**Short problem**
Look through the data below. Show each line where the string "values" occurs.

**Entries shown**
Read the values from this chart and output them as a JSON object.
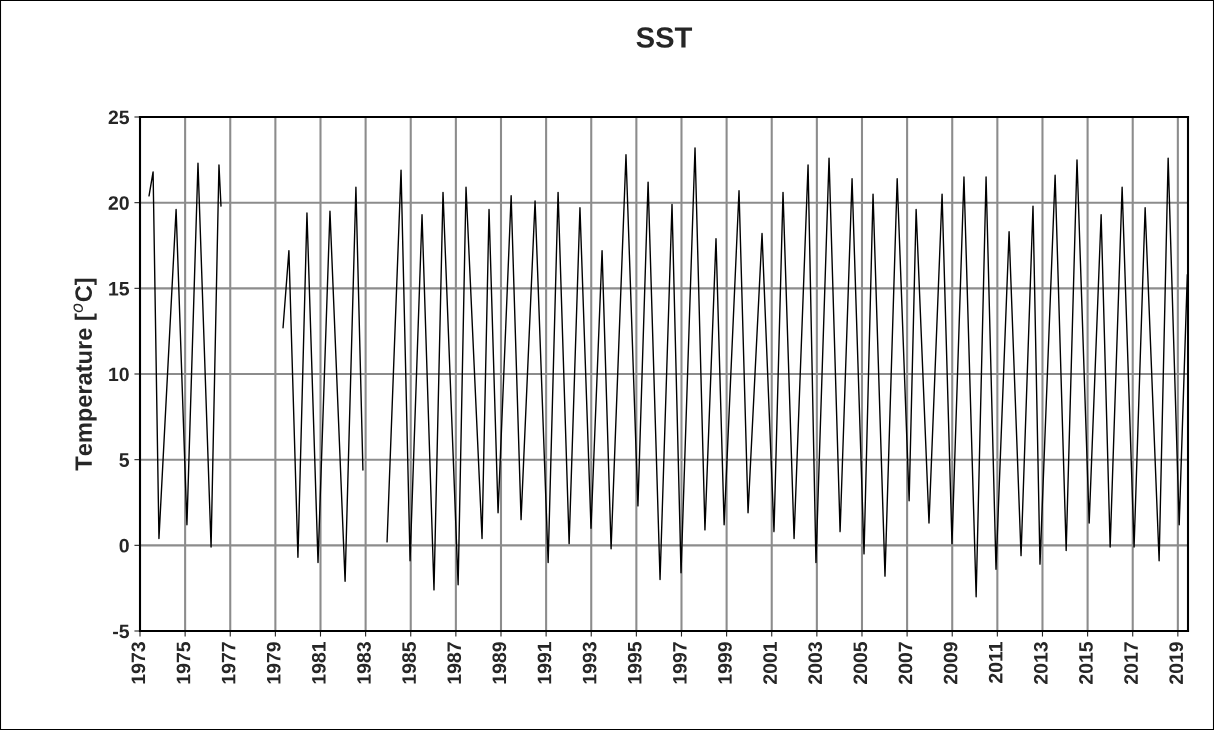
{
  "chart_data": {
    "type": "line",
    "title": "SST",
    "ylabel": "Temperature [$^{o}$C]",
    "xlim": [
      1973,
      2019.45
    ],
    "xticks": [
      1973,
      1975,
      1977,
      1979,
      1981,
      1983,
      1985,
      1987,
      1989,
      1991,
      1993,
      1995,
      1997,
      1999,
      2001,
      2003,
      2005,
      2007,
      2009,
      2011,
      2013,
      2015,
      2017,
      2019
    ],
    "ylim": [
      -5,
      25
    ],
    "yticks": [
      -5,
      0,
      5,
      10,
      15,
      20,
      25
    ],
    "grid": true,
    "legend": false,
    "marker": "none",
    "line_style": "solid",
    "series": [
      {
        "color": "#000000",
        "x": [
          1973.4,
          1973.58,
          1973.84,
          1974.6,
          1975.08,
          1975.57,
          1976.15,
          1976.5,
          1976.59,
          null,
          1979.34,
          1979.6,
          1980.0,
          1980.4,
          1980.89,
          1981.42,
          1982.09,
          1982.57,
          1982.88,
          null,
          1983.95,
          1984.57,
          1984.97,
          1985.5,
          1986.03,
          1986.43,
          1987.1,
          1987.45,
          1988.16,
          1988.47,
          1988.87,
          1989.45,
          1989.89,
          1990.51,
          1991.09,
          1991.53,
          1992.02,
          1992.5,
          1992.99,
          1993.48,
          1993.88,
          1994.54,
          1995.07,
          1995.52,
          1996.05,
          1996.58,
          1996.98,
          1997.6,
          1998.04,
          1998.53,
          1998.89,
          1999.55,
          1999.95,
          2000.57,
          2001.1,
          2001.5,
          2001.99,
          2002.61,
          2002.96,
          2003.54,
          2004.03,
          2004.56,
          2005.09,
          2005.49,
          2006.02,
          2006.56,
          2007.09,
          2007.4,
          2007.97,
          2008.55,
          2008.99,
          2009.52,
          2010.06,
          2010.5,
          2010.94,
          2011.52,
          2012.05,
          2012.58,
          2012.89,
          2013.56,
          2014.05,
          2014.53,
          2015.07,
          2015.6,
          2016.0,
          2016.53,
          2017.06,
          2017.55,
          2018.17,
          2018.57,
          2019.06,
          2019.42
        ],
        "values": [
          20.4,
          21.8,
          0.4,
          19.6,
          1.2,
          22.3,
          -0.1,
          22.2,
          19.8,
          null,
          12.7,
          17.2,
          -0.7,
          19.4,
          -1.0,
          19.5,
          -2.1,
          20.9,
          4.4,
          null,
          0.2,
          21.9,
          -0.9,
          19.3,
          -2.6,
          20.6,
          -2.3,
          20.9,
          0.4,
          19.6,
          1.9,
          20.4,
          1.5,
          20.1,
          -1.0,
          20.6,
          0.1,
          19.7,
          1.0,
          17.2,
          -0.2,
          22.8,
          2.3,
          21.2,
          -2.0,
          19.9,
          -1.6,
          23.2,
          0.9,
          17.9,
          1.2,
          20.7,
          1.9,
          18.2,
          0.8,
          20.6,
          0.4,
          22.2,
          -1.0,
          22.6,
          0.8,
          21.4,
          -0.5,
          20.5,
          -1.8,
          21.4,
          2.6,
          19.6,
          1.3,
          20.5,
          0.1,
          21.5,
          -3.0,
          21.5,
          -1.4,
          18.3,
          -0.6,
          19.8,
          -1.1,
          21.6,
          -0.3,
          22.5,
          1.3,
          19.3,
          -0.1,
          20.9,
          -0.1,
          19.7,
          -0.9,
          22.6,
          1.2,
          15.8
        ]
      }
    ]
  }
}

**Written reply**
Read the values from this chart and output them as a JSON object.
        "values": [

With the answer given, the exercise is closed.